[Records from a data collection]
======

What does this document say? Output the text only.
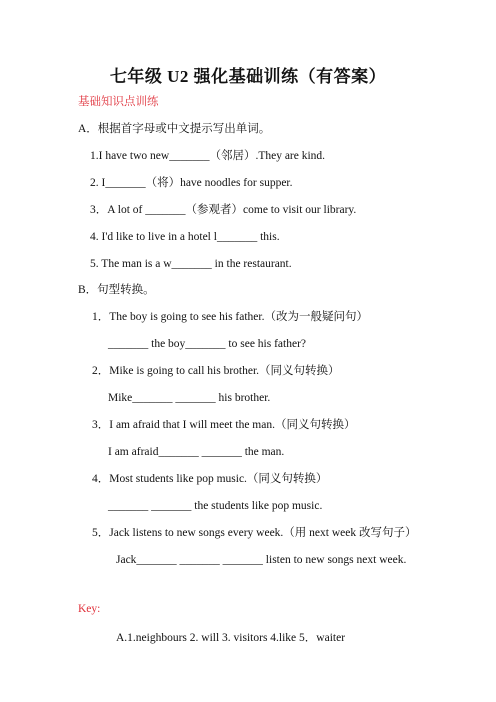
七年级 U2 强化基础训练（有答案）
基础知识点训练
A．根据首字母或中文提示写出单词。
1.I have two new_______（邻居）.They are kind.
2. I_______（将）have noodles for supper.
3．A lot of _______（参观者）come to visit our library.
4. I'd like to live in a hotel l_______ this.
5. The man is a w_______ in the restaurant.
B．句型转换。
1．The boy is going to see his father.（改为一般疑问句）
_______ the boy_______ to see his father?
2．Mike is going to call his brother.（同义句转换）
Mike_______ _______ his brother.
3．I am afraid that I will meet the man.（同义句转换）
I am afraid_______ _______ the man.
4．Most students like pop music.（同义句转换）
_______ _______ the students like pop music.
5．Jack listens to new songs every week.（用 next week 改写句子）
Jack_______ _______ _______ listen to new songs next week.
Key:
A.1.neighbours 2. will 3. visitors 4.like 5．waiter
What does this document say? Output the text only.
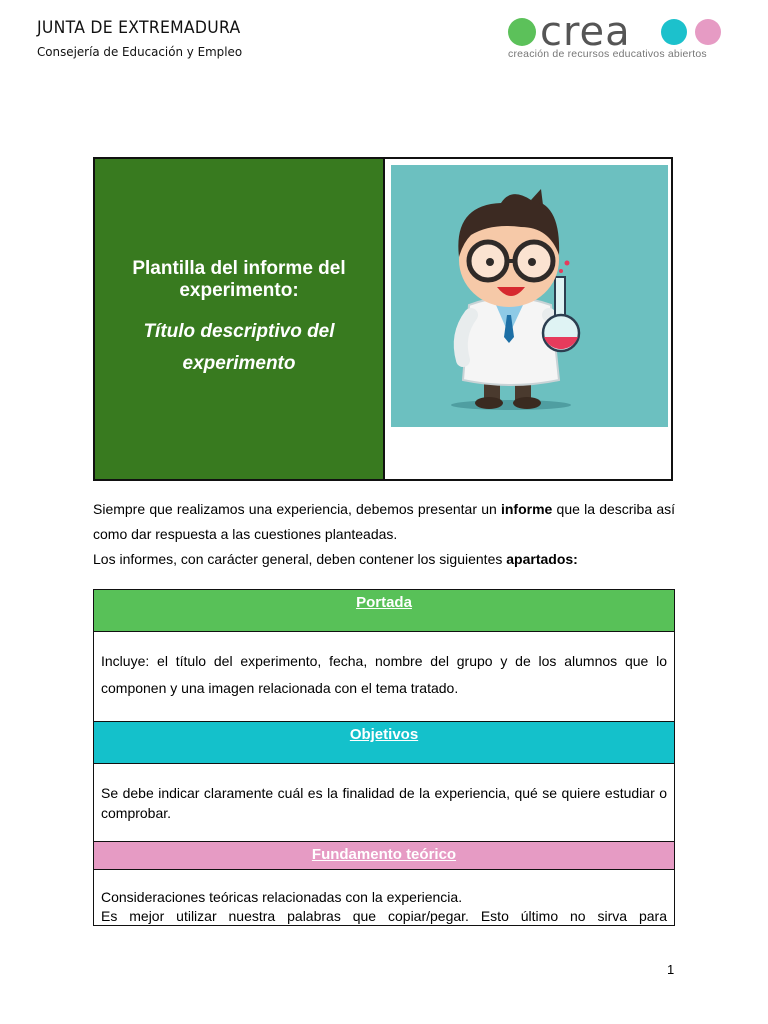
JUNTA DE EXTREMADURA
Consejería de Educación y Empleo	crea
creación de recursos educativos abiertos
Plantilla del informe del experimento:
Título descriptivo del experimento

Siempre que realizamos una experiencia, debemos presentar un informe que la describa así como dar respuesta a las cuestiones planteadas.

Los informes, con carácter general, deben contener los siguientes apartados:

Portada
Incluye: el título del experimento, fecha, nombre del grupo y de los alumnos que lo componen y una imagen relacionada con el tema tratado.
Objetivos
Se debe indicar claramente cuál es la finalidad de la experiencia, qué se quiere estudiar o comprobar.
Fundamento teórico
Consideraciones teóricas relacionadas con la experiencia.
Es mejor utilizar nuestra palabras que copiar/pegar. Esto último no sirva para
1
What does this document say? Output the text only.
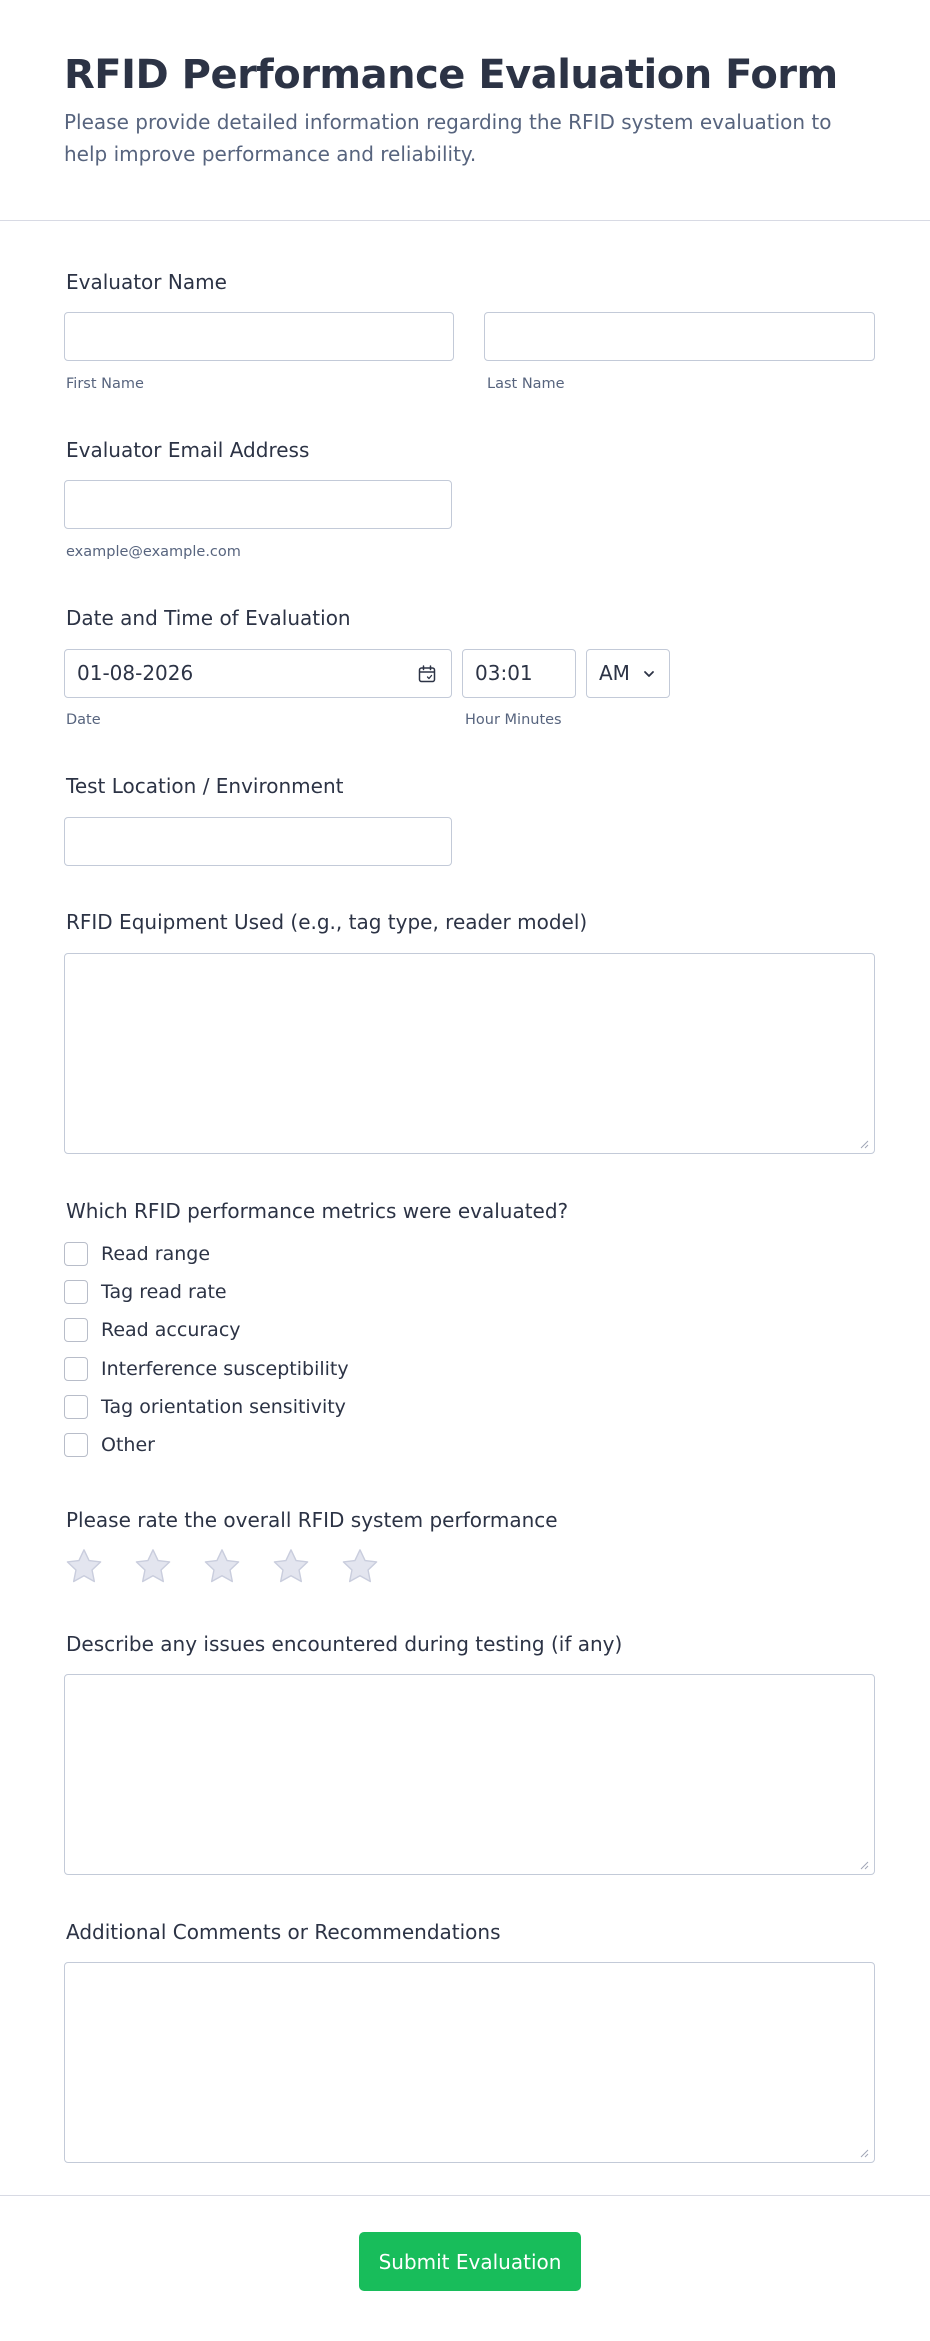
RFID Performance Evaluation Form
Please provide detailed information regarding the RFID system evaluation to help improve performance and reliability.
Evaluator Name
First Name	Last Name
Evaluator Email Address
example@example.com
Date and Time of Evaluation
01-08-2026	03:01	AM
Date	Hour Minutes
Test Location / Environment
RFID Equipment Used (e.g., tag type, reader model)
Which RFID performance metrics were evaluated?
Read range
Tag read rate
Read accuracy
Interference susceptibility
Tag orientation sensitivity
Other
Please rate the overall RFID system performance
Describe any issues encountered during testing (if any)
Additional Comments or Recommendations
Submit Evaluation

======

**Written problem:** Each record should be quoted exactly, with the images omitted.

**Final result:**
What does this document say? Output the text only.
七年级 U2 强化基础训练（有答案）
基础知识点训练
A．根据首字母或中文提示写出单词。
1.I have two new_______（邻居）.They are kind.
2. I_______（将）have noodles for supper.
3．A lot of _______（参观者）come to visit our library.
4. I'd like to live in a hotel l_______ this.
5. The man is a w_______ in the restaurant.
B．句型转换。
1．The boy is going to see his father.（改为一般疑问句）
_______ the boy_______ to see his father?
2．Mike is going to call his brother.（同义句转换）
Mike_______ _______ his brother.
3．I am afraid that I will meet the man.（同义句转换）
I am afraid_______ _______ the man.
4．Most students like pop music.（同义句转换）
_______ _______ the students like pop music.
5．Jack listens to new songs every week.（用 next week 改写句子）
Jack_______ _______ _______ listen to new songs next week.
Key:
A.1.neighbours 2. will 3. visitors 4.like 5．waiter
What does this document say? Output the text only.
JUNTA DE EXTREMADURA
Consejería de Educación y Empleo	crea
creación de recursos educativos abiertos
Plantilla del informe del experimento:
Título descriptivo del experimento

Siempre que realizamos una experiencia, debemos presentar un informe que la describa así como dar respuesta a las cuestiones planteadas.

Los informes, con carácter general, deben contener los siguientes apartados:

Portada
Incluye: el título del experimento, fecha, nombre del grupo y de los alumnos que lo componen y una imagen relacionada con el tema tratado.
Objetivos
Se debe indicar claramente cuál es la finalidad de la experiencia, qué se quiere estudiar o comprobar.
Fundamento teórico
Consideraciones teóricas relacionadas con la experiencia.
Es mejor utilizar nuestra palabras que copiar/pegar. Esto último no sirva para
1
What does this document say? Output the text only.
RFID Performance Evaluation Form
Please provide detailed information regarding the RFID system evaluation to help improve performance and reliability.
Evaluator Name
First Name	Last Name
Evaluator Email Address
example@example.com
Date and Time of Evaluation
01-08-2026	03:01	AM
Date	Hour Minutes
Test Location / Environment
RFID Equipment Used (e.g., tag type, reader model)
Which RFID performance metrics were evaluated?
Read range
Tag read rate
Read accuracy
Interference susceptibility
Tag orientation sensitivity
Other
Please rate the overall RFID system performance
Describe any issues encountered during testing (if any)
Additional Comments or Recommendations
Submit Evaluation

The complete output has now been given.